Wherever the word "Technologies" appears in a line, extract that line.

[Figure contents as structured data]
┌────────

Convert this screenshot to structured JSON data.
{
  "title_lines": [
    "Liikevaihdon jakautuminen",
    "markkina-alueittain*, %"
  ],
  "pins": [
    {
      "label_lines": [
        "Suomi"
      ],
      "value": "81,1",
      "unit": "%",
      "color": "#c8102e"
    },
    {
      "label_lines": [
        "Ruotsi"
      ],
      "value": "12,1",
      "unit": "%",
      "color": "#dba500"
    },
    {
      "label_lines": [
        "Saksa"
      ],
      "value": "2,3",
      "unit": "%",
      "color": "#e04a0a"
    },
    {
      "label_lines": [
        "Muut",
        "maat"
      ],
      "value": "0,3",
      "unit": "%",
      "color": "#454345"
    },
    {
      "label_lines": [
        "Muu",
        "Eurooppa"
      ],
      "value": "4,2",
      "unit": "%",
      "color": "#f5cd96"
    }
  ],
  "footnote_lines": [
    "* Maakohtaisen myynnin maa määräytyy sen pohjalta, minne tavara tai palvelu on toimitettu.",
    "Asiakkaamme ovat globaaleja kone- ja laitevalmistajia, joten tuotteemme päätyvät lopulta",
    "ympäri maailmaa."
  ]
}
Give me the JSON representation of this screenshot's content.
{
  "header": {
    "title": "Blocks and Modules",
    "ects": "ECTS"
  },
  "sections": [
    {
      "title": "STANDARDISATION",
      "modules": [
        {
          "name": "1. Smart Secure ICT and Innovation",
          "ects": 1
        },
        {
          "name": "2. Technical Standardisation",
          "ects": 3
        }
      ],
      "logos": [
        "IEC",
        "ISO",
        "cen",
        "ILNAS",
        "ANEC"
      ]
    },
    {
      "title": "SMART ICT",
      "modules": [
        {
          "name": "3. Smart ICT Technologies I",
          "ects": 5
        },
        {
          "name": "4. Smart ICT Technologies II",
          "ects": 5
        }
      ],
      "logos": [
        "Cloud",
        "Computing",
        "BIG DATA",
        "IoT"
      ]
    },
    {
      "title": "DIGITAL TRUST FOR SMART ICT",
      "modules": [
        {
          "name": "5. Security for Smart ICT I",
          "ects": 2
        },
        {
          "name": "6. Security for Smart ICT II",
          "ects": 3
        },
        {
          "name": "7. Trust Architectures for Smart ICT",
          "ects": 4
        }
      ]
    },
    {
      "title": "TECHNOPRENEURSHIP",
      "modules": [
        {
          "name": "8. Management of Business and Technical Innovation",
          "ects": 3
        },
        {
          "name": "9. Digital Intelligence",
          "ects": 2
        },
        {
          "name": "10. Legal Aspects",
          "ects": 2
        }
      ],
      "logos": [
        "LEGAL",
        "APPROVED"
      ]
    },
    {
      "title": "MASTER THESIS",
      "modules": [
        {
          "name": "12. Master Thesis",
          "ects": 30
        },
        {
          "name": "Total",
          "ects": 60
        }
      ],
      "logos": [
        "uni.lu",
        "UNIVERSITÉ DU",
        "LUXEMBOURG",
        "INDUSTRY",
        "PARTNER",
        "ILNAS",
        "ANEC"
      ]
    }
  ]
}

└────────

* [FINAL RESULT]
          "name": "3. Smart ICT Technologies I",
          "name": "4. Smart ICT Technologies II",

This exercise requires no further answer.